**WORK TO COMPLETE**
Each entry below is to be duplicated verbatim.

>>>

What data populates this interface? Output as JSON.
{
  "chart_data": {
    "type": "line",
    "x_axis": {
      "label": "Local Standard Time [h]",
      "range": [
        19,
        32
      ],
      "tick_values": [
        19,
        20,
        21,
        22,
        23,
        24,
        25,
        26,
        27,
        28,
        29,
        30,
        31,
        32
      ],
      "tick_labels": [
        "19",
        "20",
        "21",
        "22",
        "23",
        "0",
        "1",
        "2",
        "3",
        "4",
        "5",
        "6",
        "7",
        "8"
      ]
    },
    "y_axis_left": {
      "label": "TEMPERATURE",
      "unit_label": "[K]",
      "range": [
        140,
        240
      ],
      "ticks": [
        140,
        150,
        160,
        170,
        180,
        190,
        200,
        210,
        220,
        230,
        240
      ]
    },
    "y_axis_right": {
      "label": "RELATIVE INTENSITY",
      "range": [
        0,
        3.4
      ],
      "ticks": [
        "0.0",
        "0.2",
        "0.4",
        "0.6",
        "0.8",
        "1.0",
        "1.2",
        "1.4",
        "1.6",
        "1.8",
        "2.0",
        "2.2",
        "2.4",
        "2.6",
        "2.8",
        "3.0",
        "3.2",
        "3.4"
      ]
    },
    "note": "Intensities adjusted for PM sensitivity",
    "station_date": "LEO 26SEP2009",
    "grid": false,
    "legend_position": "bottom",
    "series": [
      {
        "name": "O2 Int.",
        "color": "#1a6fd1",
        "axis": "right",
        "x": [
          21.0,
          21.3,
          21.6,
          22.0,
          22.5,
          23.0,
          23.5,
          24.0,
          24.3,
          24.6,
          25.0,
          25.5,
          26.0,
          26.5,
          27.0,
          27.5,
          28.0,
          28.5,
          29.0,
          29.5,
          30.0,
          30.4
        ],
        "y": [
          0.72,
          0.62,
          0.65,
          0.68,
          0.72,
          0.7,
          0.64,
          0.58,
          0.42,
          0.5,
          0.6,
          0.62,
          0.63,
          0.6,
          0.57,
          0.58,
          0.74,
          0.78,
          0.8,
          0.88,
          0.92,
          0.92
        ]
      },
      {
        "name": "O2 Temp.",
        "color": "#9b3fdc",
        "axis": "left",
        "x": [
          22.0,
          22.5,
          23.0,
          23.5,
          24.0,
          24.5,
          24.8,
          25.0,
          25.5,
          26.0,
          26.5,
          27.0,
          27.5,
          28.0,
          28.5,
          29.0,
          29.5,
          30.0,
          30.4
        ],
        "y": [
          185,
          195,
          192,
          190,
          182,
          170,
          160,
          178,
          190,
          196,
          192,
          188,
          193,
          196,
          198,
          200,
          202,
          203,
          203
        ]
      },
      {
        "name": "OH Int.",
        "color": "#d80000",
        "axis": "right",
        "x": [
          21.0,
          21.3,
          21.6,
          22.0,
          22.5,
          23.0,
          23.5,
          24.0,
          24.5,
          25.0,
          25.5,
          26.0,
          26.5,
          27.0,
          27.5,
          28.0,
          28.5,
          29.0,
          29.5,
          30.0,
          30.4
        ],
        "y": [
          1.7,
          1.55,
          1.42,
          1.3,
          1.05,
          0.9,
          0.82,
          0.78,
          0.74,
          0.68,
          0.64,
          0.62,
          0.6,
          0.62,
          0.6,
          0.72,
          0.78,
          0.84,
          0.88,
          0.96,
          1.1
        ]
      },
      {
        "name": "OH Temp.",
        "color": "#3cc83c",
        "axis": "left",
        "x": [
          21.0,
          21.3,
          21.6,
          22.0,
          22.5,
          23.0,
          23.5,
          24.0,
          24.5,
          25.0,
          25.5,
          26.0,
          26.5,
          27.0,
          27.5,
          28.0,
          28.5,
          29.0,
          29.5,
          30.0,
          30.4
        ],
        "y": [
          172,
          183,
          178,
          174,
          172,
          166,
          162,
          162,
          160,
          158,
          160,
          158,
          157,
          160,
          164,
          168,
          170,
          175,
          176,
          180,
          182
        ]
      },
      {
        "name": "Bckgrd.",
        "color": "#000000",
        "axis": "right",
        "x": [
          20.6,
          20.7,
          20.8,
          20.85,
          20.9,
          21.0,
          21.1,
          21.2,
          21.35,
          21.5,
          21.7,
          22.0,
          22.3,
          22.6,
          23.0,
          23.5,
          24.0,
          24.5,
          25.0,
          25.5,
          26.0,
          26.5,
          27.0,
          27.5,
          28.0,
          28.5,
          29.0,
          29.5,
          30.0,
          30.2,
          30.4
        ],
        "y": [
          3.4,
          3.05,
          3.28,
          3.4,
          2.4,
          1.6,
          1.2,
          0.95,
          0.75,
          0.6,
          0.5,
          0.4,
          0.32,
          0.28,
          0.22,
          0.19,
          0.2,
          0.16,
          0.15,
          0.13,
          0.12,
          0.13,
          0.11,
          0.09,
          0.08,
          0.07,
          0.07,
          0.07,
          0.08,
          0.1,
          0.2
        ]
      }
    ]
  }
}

<<<

**SOLVED PROBLEM**
What data populates this interface? Output as JSON.
{
  "chart_data": {
    "type": "line",
    "x_axis": {
      "label": "Local Standard Time [h]",
      "range": [
        19,
        32
      ],
      "tick_values": [
        19,
        20,
        21,
        22,
        23,
        24,
        25,
        26,
        27,
        28,
        29,
        30,
        31,
        32
      ],
      "tick_labels": [
        "19",
        "20",
        "21",
        "22",
        "23",
        "0",
        "1",
        "2",
        "3",
        "4",
        "5",
        "6",
        "7",
        "8"
      ]
    },
    "y_axis_left": {
      "label": "TEMPERATURE",
      "unit_label": "[K]",
      "range": [
        140,
        240
      ],
      "ticks": [
        140,
        150,
        160,
        170,
        180,
        190,
        200,
        210,
        220,
        230,
        240
      ]
    },
    "y_axis_right": {
      "label": "RELATIVE INTENSITY",
      "range": [
        0,
        3.4
      ],
      "ticks": [
        "0.0",
        "0.2",
        "0.4",
        "0.6",
        "0.8",
        "1.0",
        "1.2",
        "1.4",
        "1.6",
        "1.8",
        "2.0",
        "2.2",
        "2.4",
        "2.6",
        "2.8",
        "3.0",
        "3.2",
        "3.4"
      ]
    },
    "note": "Intensities adjusted for PM sensitivity",
    "station_date": "LEO 26SEP2009",
    "grid": false,
    "legend_position": "bottom",
    "series": [
      {
        "name": "O2 Int.",
        "color": "#1a6fd1",
        "axis": "right",
        "x": [
          21.0,
          21.3,
          21.6,
          22.0,
          22.5,
          23.0,
          23.5,
          24.0,
          24.3,
          24.6,
          25.0,
          25.5,
          26.0,
          26.5,
          27.0,
          27.5,
          28.0,
          28.5,
          29.0,
          29.5,
          30.0,
          30.4
        ],
        "y": [
          0.72,
          0.62,
          0.65,
          0.68,
          0.72,
          0.7,
          0.64,
          0.58,
          0.42,
          0.5,
          0.6,
          0.62,
          0.63,
          0.6,
          0.57,
          0.58,
          0.74,
          0.78,
          0.8,
          0.88,
          0.92,
          0.92
        ]
      },
      {
        "name": "O2 Temp.",
        "color": "#9b3fdc",
        "axis": "left",
        "x": [
          22.0,
          22.5,
          23.0,
          23.5,
          24.0,
          24.5,
          24.8,
          25.0,
          25.5,
          26.0,
          26.5,
          27.0,
          27.5,
          28.0,
          28.5,
          29.0,
          29.5,
          30.0,
          30.4
        ],
        "y": [
          185,
          195,
          192,
          190,
          182,
          170,
          160,
          178,
          190,
          196,
          192,
          188,
          193,
          196,
          198,
          200,
          202,
          203,
          203
        ]
      },
      {
        "name": "OH Int.",
        "color": "#d80000",
        "axis": "right",
        "x": [
          21.0,
          21.3,
          21.6,
          22.0,
          22.5,
          23.0,
          23.5,
          24.0,
          24.5,
          25.0,
          25.5,
          26.0,
          26.5,
          27.0,
          27.5,
          28.0,
          28.5,
          29.0,
          29.5,
          30.0,
          30.4
        ],
        "y": [
          1.7,
          1.55,
          1.42,
          1.3,
          1.05,
          0.9,
          0.82,
          0.78,
          0.74,
          0.68,
          0.64,
          0.62,
          0.6,
          0.62,
          0.6,
          0.72,
          0.78,
          0.84,
          0.88,
          0.96,
          1.1
        ]
      },
      {
        "name": "OH Temp.",
        "color": "#3cc83c",
        "axis": "left",
        "x": [
          21.0,
          21.3,
          21.6,
          22.0,
          22.5,
          23.0,
          23.5,
          24.0,
          24.5,
          25.0,
          25.5,
          26.0,
          26.5,
          27.0,
          27.5,
          28.0,
          28.5,
          29.0,
          29.5,
          30.0,
          30.4
        ],
        "y": [
          172,
          183,
          178,
          174,
          172,
          166,
          162,
          162,
          160,
          158,
          160,
          158,
          157,
          160,
          164,
          168,
          170,
          175,
          176,
          180,
          182
        ]
      },
      {
        "name": "Bckgrd.",
        "color": "#000000",
        "axis": "right",
        "x": [
          20.6,
          20.7,
          20.8,
          20.85,
          20.9,
          21.0,
          21.1,
          21.2,
          21.35,
          21.5,
          21.7,
          22.0,
          22.3,
          22.6,
          23.0,
          23.5,
          24.0,
          24.5,
          25.0,
          25.5,
          26.0,
          26.5,
          27.0,
          27.5,
          28.0,
          28.5,
          29.0,
          29.5,
          30.0,
          30.2,
          30.4
        ],
        "y": [
          3.4,
          3.05,
          3.28,
          3.4,
          2.4,
          1.6,
          1.2,
          0.95,
          0.75,
          0.6,
          0.5,
          0.4,
          0.32,
          0.28,
          0.22,
          0.19,
          0.2,
          0.16,
          0.15,
          0.13,
          0.12,
          0.13,
          0.11,
          0.09,
          0.08,
          0.07,
          0.07,
          0.07,
          0.08,
          0.1,
          0.2
        ]
      }
    ]
  }
}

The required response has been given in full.